Select the lines that hold the word "tagjai" and copy each one.

####

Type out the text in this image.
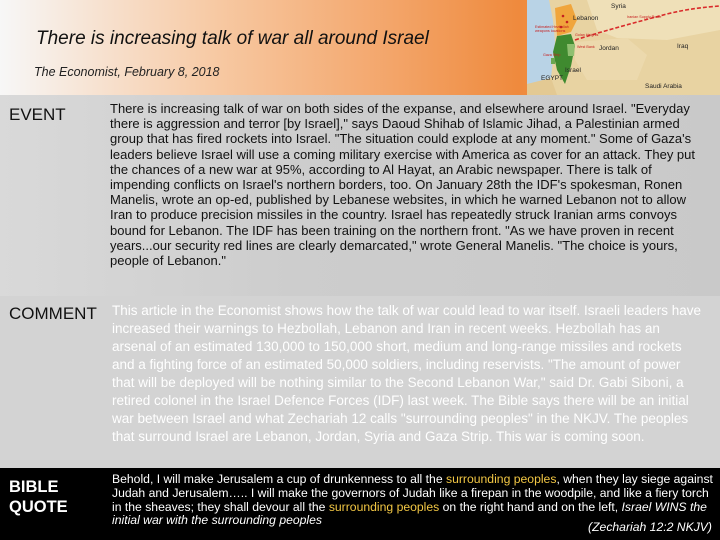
There is increasing talk of war all around Israel
The Economist, February 8, 2018
Syria
Lebanon
Iraq
Jordan
EGYPT
Israel
Saudi Arabia
Estimated Hezbollah
weapons locations
Golan Heights
Gaza Strip
West Bank
Iranian Supply Route
EVENT	There is increasing talk of war on both sides of the expanse, and elsewhere around Israel. "Everyday there is aggression and terror [by Israel]," says Daoud Shihab of Islamic Jihad, a Palestinian armed group that has fired rockets into Israel. "The situation could explode at any moment." Some of Gaza's leaders believe Israel will use a coming military exercise with America as cover for an attack. They put the chances of a new war at 95%, according to Al Hayat, an Arabic newspaper. There is talk of impending conflicts on Israel's northern borders, too. On January 28th the IDF's spokesman, Ronen Manelis, wrote an op-ed, published by Lebanese websites, in which he warned Lebanon not to allow Iran to produce precision missiles in the country. Israel has repeatedly struck Iranian arms convoys bound for Lebanon. The IDF has been training on the northern front. "As we have proven in recent years...our security red lines are clearly demarcated," wrote General Manelis. "The choice is yours, people of Lebanon."
COMMENT This article in the Economist shows how the talk of war could lead to war itself. Israeli leaders have increased their warnings to Hezbollah, Lebanon and Iran in recent weeks. Hezbollah has an arsenal of an estimated 130,000 to 150,000 short, medium and long-range missiles and rockets and a fighting force of an estimated 50,000 soldiers, including reservists. "The amount of power that will be deployed will be nothing similar to the Second Lebanon War," said Dr. Gabi Siboni, a retired colonel in the Israel Defence Forces (IDF) last week. The Bible says there will be an initial war between Israel and what Zechariah 12 calls "surrounding peoples" in the NKJV. The peoples that surround Israel are Lebanon, Jordan, Syria and Gaza Strip. This war is coming soon.
BIBLE QUOTE
Behold, I will make Jerusalem a cup of drunkenness to all the surrounding peoples, when they lay siege against Judah and Jerusalem….. I will make the governors of Judah like a firepan in the woodpile, and like a fiery torch in the sheaves; they shall devour all the surrounding peoples on the right hand and on the left, Israel WINS the initial war with the surrounding peoples	(Zechariah 12:2 NKJV)
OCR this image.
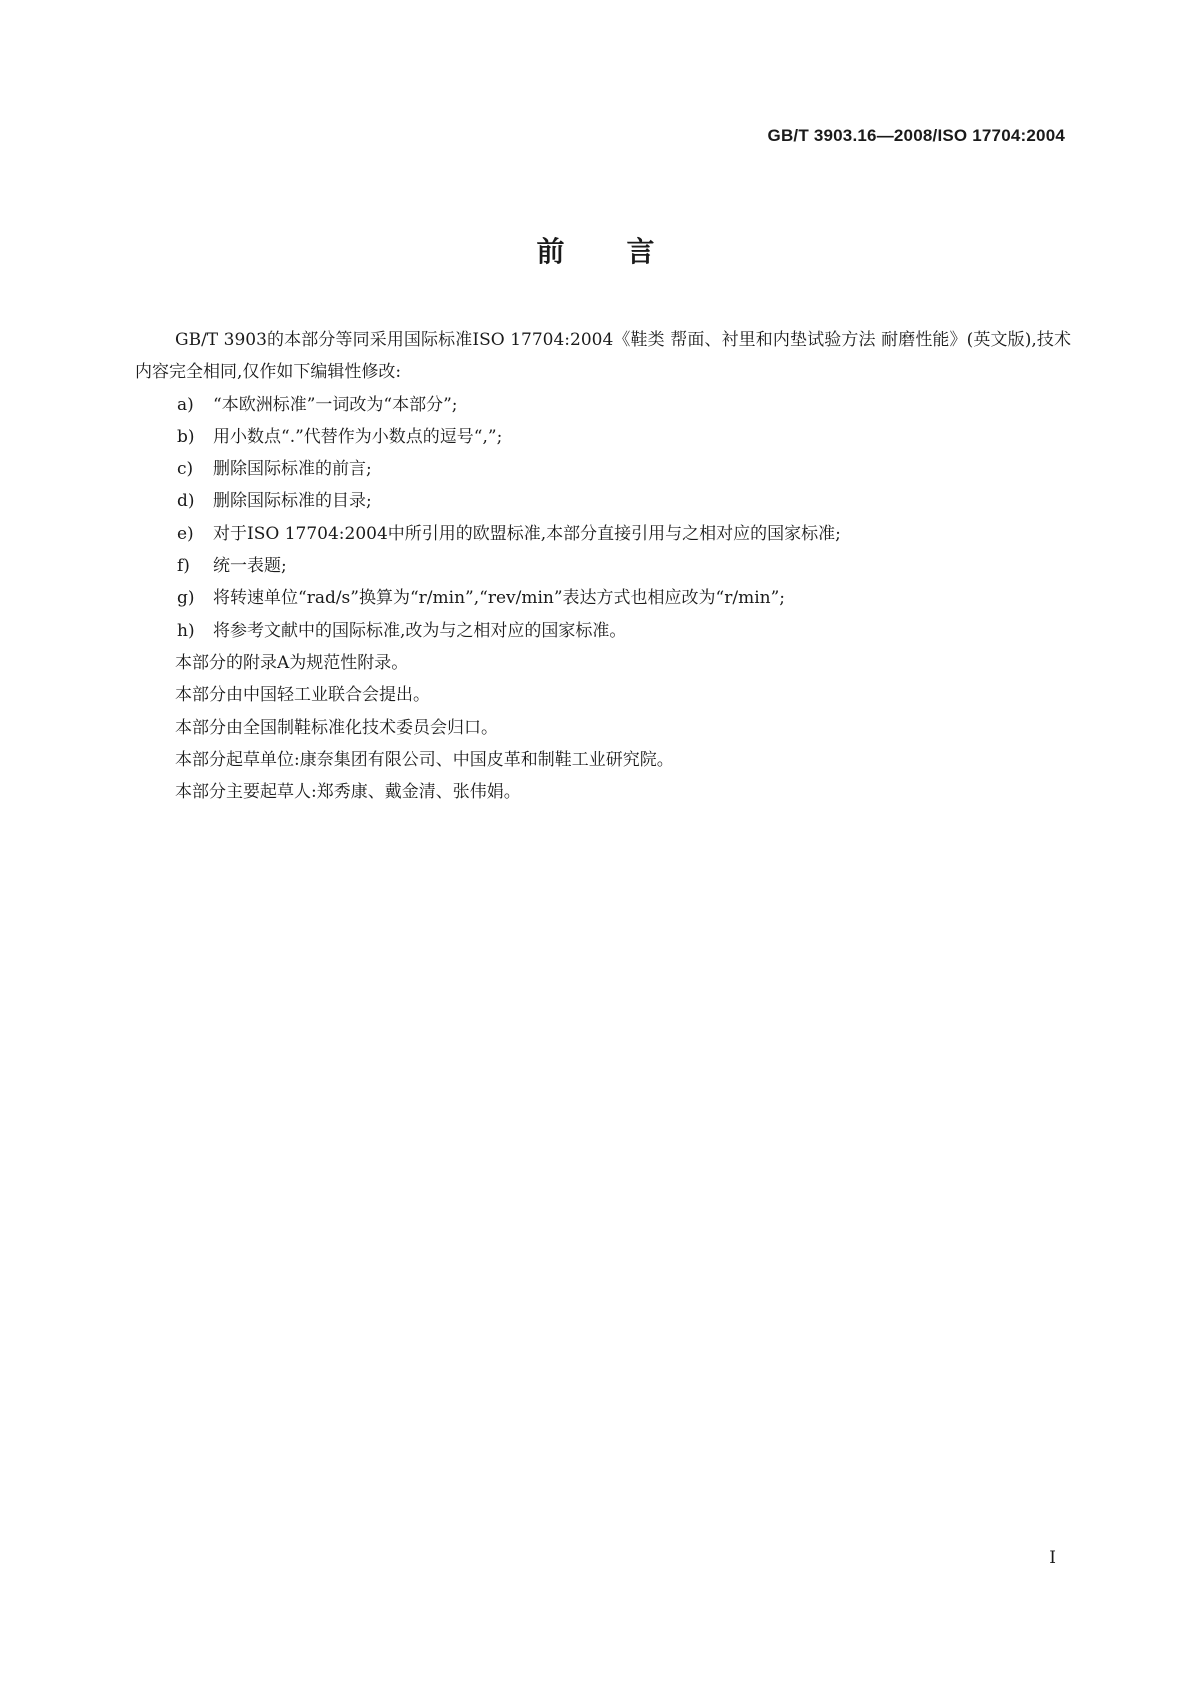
GB/T 3903.16—2008/ISO 17704:2004
前言

GB/T 3903的本部分等同采用国际标准ISO 17704:2004《鞋类 帮面、衬里和内垫试验方法 耐磨性能》(英文版),技术内容完全相同,仅作如下编辑性修改:

a) “本欧洲标准”一词改为“本部分”;

b) 用小数点“.”代替作为小数点的逗号“,”;

c) 删除国际标准的前言;

d) 删除国际标准的目录;

e) 对于ISO 17704:2004中所引用的欧盟标准,本部分直接引用与之相对应的国家标准;

f) 统一表题;

g) 将转速单位“rad/s”换算为“r/min”,“rev/min”表达方式也相应改为“r/min”;

h) 将参考文献中的国际标准,改为与之相对应的国家标准。

本部分的附录A为规范性附录。

本部分由中国轻工业联合会提出。

本部分由全国制鞋标准化技术委员会归口。

本部分起草单位:康奈集团有限公司、中国皮革和制鞋工业研究院。

本部分主要起草人:郑秀康、戴金清、张伟娟。

I
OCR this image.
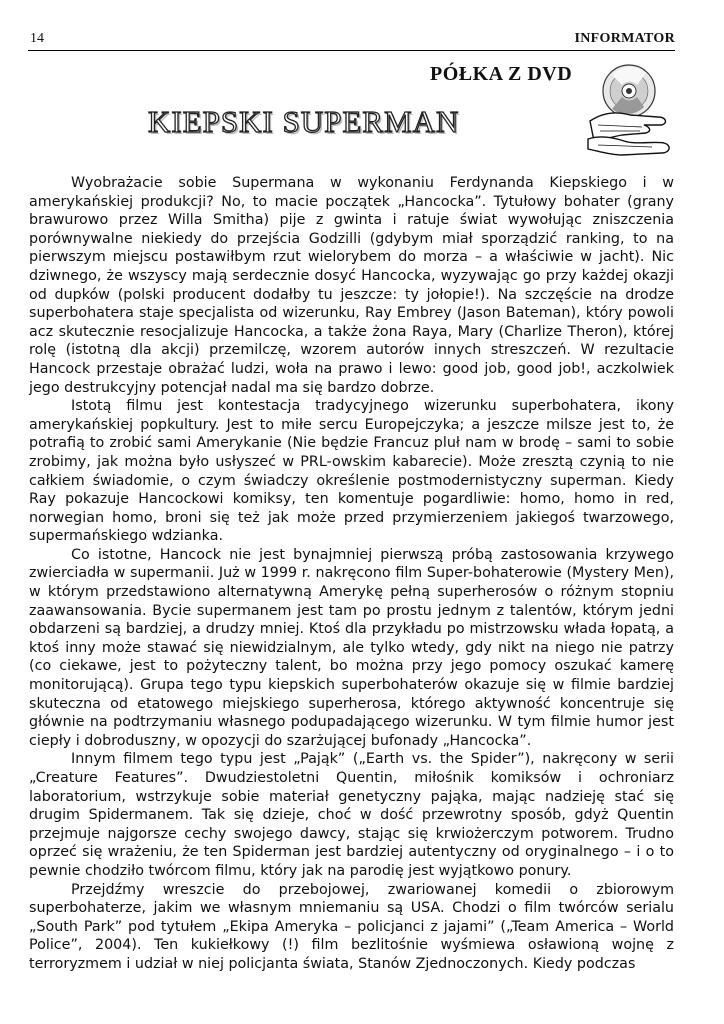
14	INFORMATOR
PÓŁKA Z DVD
KIEPSKI SUPERMAN

Wyobrażacie sobie Supermana w wykonaniu Ferdynanda Kiepskiego i w amerykańskiej produkcji? No, to macie początek „Hancocka”. Tytułowy bohater (grany brawurowo przez Willa Smitha) pije z gwinta i ratuje świat wywołując zniszczenia porównywalne niekiedy do przejścia Godzilli (gdybym miał sporządzić ranking, to na pierwszym miejscu postawiłbym rzut wielorybem do morza – a właściwie w jacht). Nic dziwnego, że wszyscy mają serdecznie dosyć Hancocka, wyzywając go przy każdej okazji od dupków (polski producent dodałby tu jeszcze: ty jołopie!). Na szczęście na drodze superbohatera staje specjalista od wizerunku, Ray Embrey (Jason Bateman), który powoli acz skutecznie resocjalizuje Hancocka, a także żona Raya, Mary (Charlize Theron), której rolę (istotną dla akcji) przemilczę, wzorem autorów innych streszczeń. W rezultacie Hancock przestaje obrażać ludzi, woła na prawo i lewo: good job, good job!, aczkolwiek jego destrukcyjny potencjał nadal ma się bardzo dobrze.

Istotą filmu jest kontestacja tradycyjnego wizerunku superbohatera, ikony amerykańskiej popkultury. Jest to miłe sercu Europejczyka; a jeszcze milsze jest to, że potrafią to zrobić sami Amerykanie (Nie będzie Francuz pluł nam w brodę – sami to sobie zrobimy, jak można było usłyszeć w PRL-owskim kabarecie). Może zresztą czynią to nie całkiem świadomie, o czym świadczy określenie postmodernistyczny superman. Kiedy Ray pokazuje Hancockowi komiksy, ten komentuje pogardliwie: homo, homo in red, norwegian homo, broni się też jak może przed przymierzeniem jakiegoś twarzowego, supermańskiego wdzianka.

Co istotne, Hancock nie jest bynajmniej pierwszą próbą zastosowania krzywego zwierciadła w supermanii. Już w 1999 r. nakręcono film Super-bohaterowie (Mystery Men), w którym przedstawiono alternatywną Amerykę pełną superherosów o różnym stopniu zaawansowania. Bycie supermanem jest tam po prostu jednym z talentów, którym jedni obdarzeni są bardziej, a drudzy mniej. Ktoś dla przykładu po mistrzowsku włada łopatą, a ktoś inny może stawać się niewidzialnym, ale tylko wtedy, gdy nikt na niego nie patrzy (co ciekawe, jest to pożyteczny talent, bo można przy jego pomocy oszukać kamerę monitorującą). Grupa tego typu kiepskich superbohaterów okazuje się w filmie bardziej skuteczna od etatowego miejskiego superherosa, którego aktywność koncentruje się głównie na podtrzymaniu własnego podupadającego wizerunku. W tym filmie humor jest ciepły i dobroduszny, w opozycji do szarżującej bufonady „Hancocka”.

Innym filmem tego typu jest „Pająk” („Earth vs. the Spider”), nakręcony w serii „Creature Features”. Dwudziestoletni Quentin, miłośnik komiksów i ochroniarz laboratorium, wstrzykuje sobie materiał genetyczny pająka, mając nadzieję stać się drugim Spidermanem. Tak się dzieje, choć w dość przewrotny sposób, gdyż Quentin przejmuje najgorsze cechy swojego dawcy, stając się krwiożerczym potworem. Trudno oprzeć się wrażeniu, że ten Spiderman jest bardziej autentyczny od oryginalnego – i o to pewnie chodziło twórcom filmu, który jak na parodię jest wyjątkowo ponury.

Przejdźmy wreszcie do przebojowej, zwariowanej komedii o zbiorowym superbohaterze, jakim we własnym mniemaniu są USA. Chodzi o film twórców serialu „South Park” pod tytułem „Ekipa Ameryka – policjanci z jajami” („Team America – World Police”, 2004). Ten kukiełkowy (!) film bezlitośnie wyśmiewa osławioną wojnę z terroryzmem i udział w niej policjanta świata, Stanów Zjednoczonych. Kiedy podczas
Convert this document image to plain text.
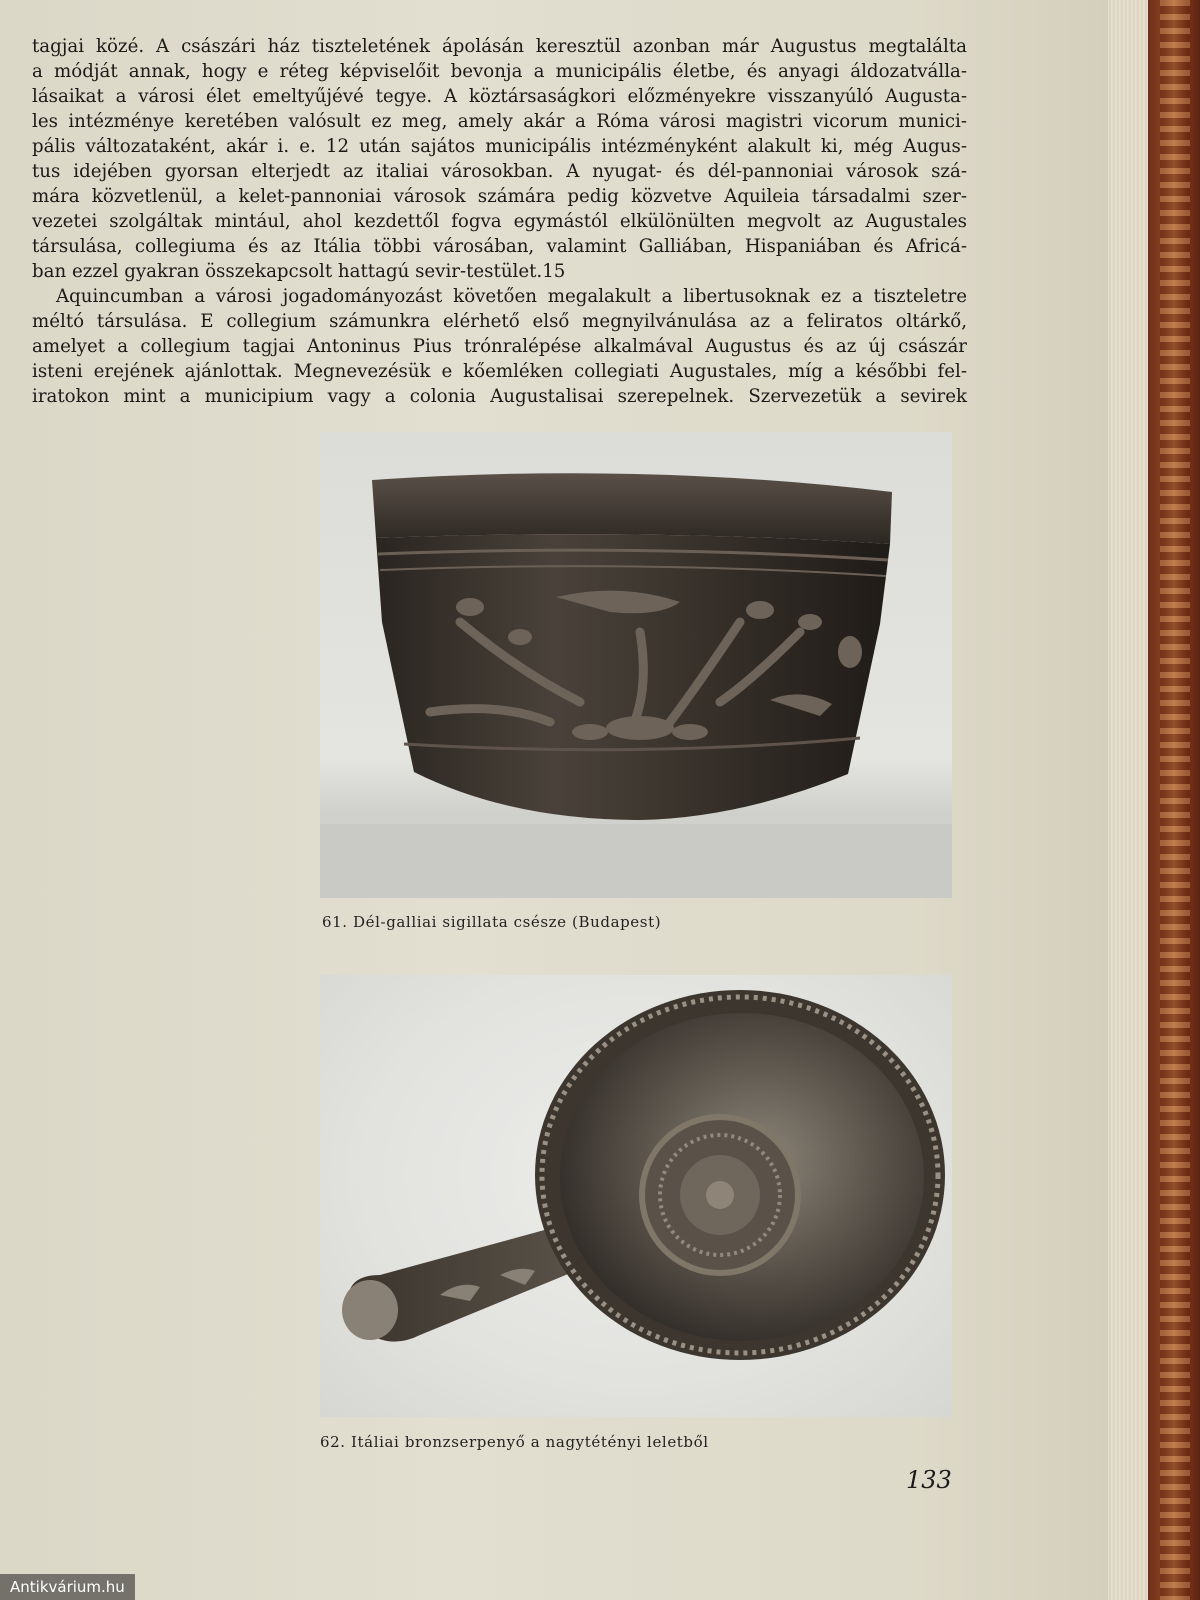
tagjai közé. A császári ház tiszteletének ápolásán keresztül azonban már Augustus megtalálta
a módját annak, hogy e réteg képviselőit bevonja a municipális életbe, és anyagi áldozatválla-
lásaikat a városi élet emeltyűjévé tegye. A köztársaságkori előzményekre visszanyúló Augusta-
les intézménye keretében valósult ez meg, amely akár a Róma városi magistri vicorum munici-
pális változataként, akár i. e. 12 után sajátos municipális intézményként alakult ki, még Augus-
tus idejében gyorsan elterjedt az italiai városokban. A nyugat- és dél-pannoniai városok szá-
mára közvetlenül, a kelet-pannoniai városok számára pedig közvetve Aquileia társadalmi szer-
vezetei szolgáltak mintául, ahol kezdettől fogva egymástól elkülönülten megvolt az Augustales
társulása, collegiuma és az Itália többi városában, valamint Galliában, Hispaniában és Africá-
ban ezzel gyakran összekapcsolt hattagú sevir-testület.15
Aquincumban a városi jogadományozást követően megalakult a libertusoknak ez a tiszteletre
méltó társulása. E collegium számunkra elérhető első megnyilvánulása az a feliratos oltárkő,
amelyet a collegium tagjai Antoninus Pius trónralépése alkalmával Augustus és az új császár
isteni erejének ajánlottak. Megnevezésük e kőemléken collegiati Augustales, míg a későbbi fel-
iratokon mint a municipium vagy a colonia Augustalisai szerepelnek. Szervezetük a sevirek
61. Dél-galliai sigillata csésze (Budapest)
62. Itáliai bronzserpenyő a nagytétényi leletből
133
Antikvárium.hu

####

▶ [SOLUTION BELOW]
tagjai közé. A császári ház tiszteletének ápolásán keresztül azonban már Augustus megtalálta
amelyet a collegium tagjai Antoninus Pius trónralépése alkalmával Augustus és az új császár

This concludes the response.